_Dataset_

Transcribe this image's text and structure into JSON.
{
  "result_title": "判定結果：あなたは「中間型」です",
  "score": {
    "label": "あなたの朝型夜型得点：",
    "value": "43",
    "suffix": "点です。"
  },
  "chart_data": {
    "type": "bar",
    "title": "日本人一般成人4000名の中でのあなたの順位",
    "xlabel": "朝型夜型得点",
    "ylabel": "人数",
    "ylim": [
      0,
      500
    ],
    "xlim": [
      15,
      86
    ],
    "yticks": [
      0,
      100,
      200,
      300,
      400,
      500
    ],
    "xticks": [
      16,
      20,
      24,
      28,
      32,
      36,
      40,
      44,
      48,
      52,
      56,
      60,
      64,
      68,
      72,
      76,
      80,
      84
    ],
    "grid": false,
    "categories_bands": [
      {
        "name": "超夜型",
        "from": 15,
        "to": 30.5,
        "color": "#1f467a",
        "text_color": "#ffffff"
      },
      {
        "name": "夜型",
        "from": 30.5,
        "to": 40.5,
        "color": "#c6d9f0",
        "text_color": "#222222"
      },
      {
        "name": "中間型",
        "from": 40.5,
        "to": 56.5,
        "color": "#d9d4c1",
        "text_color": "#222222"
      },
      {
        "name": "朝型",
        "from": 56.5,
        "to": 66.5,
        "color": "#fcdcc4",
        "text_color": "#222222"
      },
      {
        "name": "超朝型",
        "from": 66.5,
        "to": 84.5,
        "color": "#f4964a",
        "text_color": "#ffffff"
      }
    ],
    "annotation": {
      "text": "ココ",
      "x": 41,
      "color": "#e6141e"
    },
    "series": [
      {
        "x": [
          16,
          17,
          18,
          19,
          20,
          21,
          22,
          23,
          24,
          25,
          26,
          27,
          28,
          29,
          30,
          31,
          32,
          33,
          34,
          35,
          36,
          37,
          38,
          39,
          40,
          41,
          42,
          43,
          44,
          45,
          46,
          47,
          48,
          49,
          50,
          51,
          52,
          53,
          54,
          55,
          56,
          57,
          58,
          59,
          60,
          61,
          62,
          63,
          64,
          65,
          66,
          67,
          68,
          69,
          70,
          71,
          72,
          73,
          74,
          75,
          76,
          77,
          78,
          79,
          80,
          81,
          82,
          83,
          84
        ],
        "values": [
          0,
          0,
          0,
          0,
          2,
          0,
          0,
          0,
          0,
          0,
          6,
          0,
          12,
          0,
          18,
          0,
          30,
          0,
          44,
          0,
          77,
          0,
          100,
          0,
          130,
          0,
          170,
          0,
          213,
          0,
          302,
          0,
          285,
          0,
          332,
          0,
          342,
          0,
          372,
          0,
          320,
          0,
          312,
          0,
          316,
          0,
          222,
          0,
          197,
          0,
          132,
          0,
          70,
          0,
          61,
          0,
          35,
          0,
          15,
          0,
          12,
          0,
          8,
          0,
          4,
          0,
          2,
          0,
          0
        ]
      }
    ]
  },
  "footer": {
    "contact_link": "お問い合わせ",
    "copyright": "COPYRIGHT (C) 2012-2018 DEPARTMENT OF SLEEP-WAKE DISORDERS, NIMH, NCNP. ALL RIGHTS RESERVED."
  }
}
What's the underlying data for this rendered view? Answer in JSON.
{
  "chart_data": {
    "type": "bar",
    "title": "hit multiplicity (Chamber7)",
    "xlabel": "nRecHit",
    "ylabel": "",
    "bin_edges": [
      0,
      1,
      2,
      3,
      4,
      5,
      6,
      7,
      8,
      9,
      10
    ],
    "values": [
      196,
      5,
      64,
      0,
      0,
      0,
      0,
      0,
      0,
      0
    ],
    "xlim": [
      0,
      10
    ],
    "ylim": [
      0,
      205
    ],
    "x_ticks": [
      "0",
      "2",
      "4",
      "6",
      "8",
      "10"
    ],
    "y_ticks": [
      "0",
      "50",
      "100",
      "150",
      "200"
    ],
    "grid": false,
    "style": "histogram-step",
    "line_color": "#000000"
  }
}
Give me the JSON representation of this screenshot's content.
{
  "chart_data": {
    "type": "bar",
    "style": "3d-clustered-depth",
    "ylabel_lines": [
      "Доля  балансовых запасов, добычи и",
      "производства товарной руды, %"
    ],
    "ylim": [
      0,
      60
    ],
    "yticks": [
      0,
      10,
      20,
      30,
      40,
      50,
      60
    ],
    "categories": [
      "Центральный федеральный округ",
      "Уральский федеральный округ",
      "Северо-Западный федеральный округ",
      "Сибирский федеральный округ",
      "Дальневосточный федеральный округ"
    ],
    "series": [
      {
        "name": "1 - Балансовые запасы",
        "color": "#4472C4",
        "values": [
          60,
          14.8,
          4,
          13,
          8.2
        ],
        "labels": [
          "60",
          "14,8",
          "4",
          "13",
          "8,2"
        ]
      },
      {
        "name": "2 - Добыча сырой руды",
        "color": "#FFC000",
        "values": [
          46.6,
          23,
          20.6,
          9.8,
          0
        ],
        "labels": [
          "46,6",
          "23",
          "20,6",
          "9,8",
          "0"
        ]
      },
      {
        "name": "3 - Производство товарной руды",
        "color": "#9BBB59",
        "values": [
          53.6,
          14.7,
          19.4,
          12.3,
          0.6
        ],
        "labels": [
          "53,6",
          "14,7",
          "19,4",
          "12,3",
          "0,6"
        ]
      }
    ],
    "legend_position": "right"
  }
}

_Aim_
Extract the data exactly as given.

_Task result_
Transcribe this image's text and structure into JSON.
{
  "result_title": "判定結果：あなたは「中間型」です",
  "score": {
    "label": "あなたの朝型夜型得点：",
    "value": "43",
    "suffix": "点です。"
  },
  "chart_data": {
    "type": "bar",
    "title": "日本人一般成人4000名の中でのあなたの順位",
    "xlabel": "朝型夜型得点",
    "ylabel": "人数",
    "ylim": [
      0,
      500
    ],
    "xlim": [
      15,
      86
    ],
    "yticks": [
      0,
      100,
      200,
      300,
      400,
      500
    ],
    "xticks": [
      16,
      20,
      24,
      28,
      32,
      36,
      40,
      44,
      48,
      52,
      56,
      60,
      64,
      68,
      72,
      76,
      80,
      84
    ],
    "grid": false,
    "categories_bands": [
      {
        "name": "超夜型",
        "from": 15,
        "to": 30.5,
        "color": "#1f467a",
        "text_color": "#ffffff"
      },
      {
        "name": "夜型",
        "from": 30.5,
        "to": 40.5,
        "color": "#c6d9f0",
        "text_color": "#222222"
      },
      {
        "name": "中間型",
        "from": 40.5,
        "to": 56.5,
        "color": "#d9d4c1",
        "text_color": "#222222"
      },
      {
        "name": "朝型",
        "from": 56.5,
        "to": 66.5,
        "color": "#fcdcc4",
        "text_color": "#222222"
      },
      {
        "name": "超朝型",
        "from": 66.5,
        "to": 84.5,
        "color": "#f4964a",
        "text_color": "#ffffff"
      }
    ],
    "annotation": {
      "text": "ココ",
      "x": 41,
      "color": "#e6141e"
    },
    "series": [
      {
        "x": [
          16,
          17,
          18,
          19,
          20,
          21,
          22,
          23,
          24,
          25,
          26,
          27,
          28,
          29,
          30,
          31,
          32,
          33,
          34,
          35,
          36,
          37,
          38,
          39,
          40,
          41,
          42,
          43,
          44,
          45,
          46,
          47,
          48,
          49,
          50,
          51,
          52,
          53,
          54,
          55,
          56,
          57,
          58,
          59,
          60,
          61,
          62,
          63,
          64,
          65,
          66,
          67,
          68,
          69,
          70,
          71,
          72,
          73,
          74,
          75,
          76,
          77,
          78,
          79,
          80,
          81,
          82,
          83,
          84
        ],
        "values": [
          0,
          0,
          0,
          0,
          2,
          0,
          0,
          0,
          0,
          0,
          6,
          0,
          12,
          0,
          18,
          0,
          30,
          0,
          44,
          0,
          77,
          0,
          100,
          0,
          130,
          0,
          170,
          0,
          213,
          0,
          302,
          0,
          285,
          0,
          332,
          0,
          342,
          0,
          372,
          0,
          320,
          0,
          312,
          0,
          316,
          0,
          222,
          0,
          197,
          0,
          132,
          0,
          70,
          0,
          61,
          0,
          35,
          0,
          15,
          0,
          12,
          0,
          8,
          0,
          4,
          0,
          2,
          0,
          0
        ]
      }
    ]
  },
  "footer": {
    "contact_link": "お問い合わせ",
    "copyright": "COPYRIGHT (C) 2012-2018 DEPARTMENT OF SLEEP-WAKE DISORDERS, NIMH, NCNP. ALL RIGHTS RESERVED."
  }
}
What's the underlying data for this rendered view? Answer in JSON.
{
  "chart_data": {
    "type": "bar",
    "title": "hit multiplicity (Chamber7)",
    "xlabel": "nRecHit",
    "ylabel": "",
    "bin_edges": [
      0,
      1,
      2,
      3,
      4,
      5,
      6,
      7,
      8,
      9,
      10
    ],
    "values": [
      196,
      5,
      64,
      0,
      0,
      0,
      0,
      0,
      0,
      0
    ],
    "xlim": [
      0,
      10
    ],
    "ylim": [
      0,
      205
    ],
    "x_ticks": [
      "0",
      "2",
      "4",
      "6",
      "8",
      "10"
    ],
    "y_ticks": [
      "0",
      "50",
      "100",
      "150",
      "200"
    ],
    "grid": false,
    "style": "histogram-step",
    "line_color": "#000000"
  }
}
Give me the JSON representation of this screenshot's content.
{
  "chart_data": {
    "type": "bar",
    "style": "3d-clustered-depth",
    "ylabel_lines": [
      "Доля  балансовых запасов, добычи и",
      "производства товарной руды, %"
    ],
    "ylim": [
      0,
      60
    ],
    "yticks": [
      0,
      10,
      20,
      30,
      40,
      50,
      60
    ],
    "categories": [
      "Центральный федеральный округ",
      "Уральский федеральный округ",
      "Северо-Западный федеральный округ",
      "Сибирский федеральный округ",
      "Дальневосточный федеральный округ"
    ],
    "series": [
      {
        "name": "1 - Балансовые запасы",
        "color": "#4472C4",
        "values": [
          60,
          14.8,
          4,
          13,
          8.2
        ],
        "labels": [
          "60",
          "14,8",
          "4",
          "13",
          "8,2"
        ]
      },
      {
        "name": "2 - Добыча сырой руды",
        "color": "#FFC000",
        "values": [
          46.6,
          23,
          20.6,
          9.8,
          0
        ],
        "labels": [
          "46,6",
          "23",
          "20,6",
          "9,8",
          "0"
        ]
      },
      {
        "name": "3 - Производство товарной руды",
        "color": "#9BBB59",
        "values": [
          53.6,
          14.7,
          19.4,
          12.3,
          0.6
        ],
        "labels": [
          "53,6",
          "14,7",
          "19,4",
          "12,3",
          "0,6"
        ]
      }
    ],
    "legend_position": "right"
  }
}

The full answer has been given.